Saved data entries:
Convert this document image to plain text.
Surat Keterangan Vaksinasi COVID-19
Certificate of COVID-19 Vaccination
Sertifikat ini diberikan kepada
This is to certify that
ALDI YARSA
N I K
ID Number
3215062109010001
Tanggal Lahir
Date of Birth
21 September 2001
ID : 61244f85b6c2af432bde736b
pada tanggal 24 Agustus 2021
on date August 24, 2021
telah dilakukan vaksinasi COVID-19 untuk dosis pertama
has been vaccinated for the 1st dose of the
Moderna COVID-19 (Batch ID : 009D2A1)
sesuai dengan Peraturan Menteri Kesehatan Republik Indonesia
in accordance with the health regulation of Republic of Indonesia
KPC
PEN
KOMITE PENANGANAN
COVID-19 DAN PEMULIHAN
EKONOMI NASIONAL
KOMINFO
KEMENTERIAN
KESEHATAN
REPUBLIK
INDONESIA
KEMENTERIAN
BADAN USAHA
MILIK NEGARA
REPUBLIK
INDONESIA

> WHAT YOU SHOULD DO
Reproduce all of the entries word for word.

> RESULT OF THE TASK
Convert this document image to plain text.
Surat Keterangan Vaksinasi COVID-19
Certificate of COVID-19 Vaccination
Sertifikat ini diberikan kepada
This is to certify that
ALDI YARSA
N I K
ID Number
3215062109010001
Tanggal Lahir
Date of Birth
21 September 2001
ID : 61244f85b6c2af432bde736b
pada tanggal 24 Agustus 2021
on date August 24, 2021
telah dilakukan vaksinasi COVID-19 untuk dosis pertama
has been vaccinated for the 1st dose of the
Moderna COVID-19 (Batch ID : 009D2A1)
sesuai dengan Peraturan Menteri Kesehatan Republik Indonesia
in accordance with the health regulation of Republic of Indonesia
KPC
PEN
KOMITE PENANGANAN
COVID-19 DAN PEMULIHAN
EKONOMI NASIONAL
KOMINFO
KEMENTERIAN
KESEHATAN
REPUBLIK
INDONESIA
KEMENTERIAN
BADAN USAHA
MILIK NEGARA
REPUBLIK
INDONESIA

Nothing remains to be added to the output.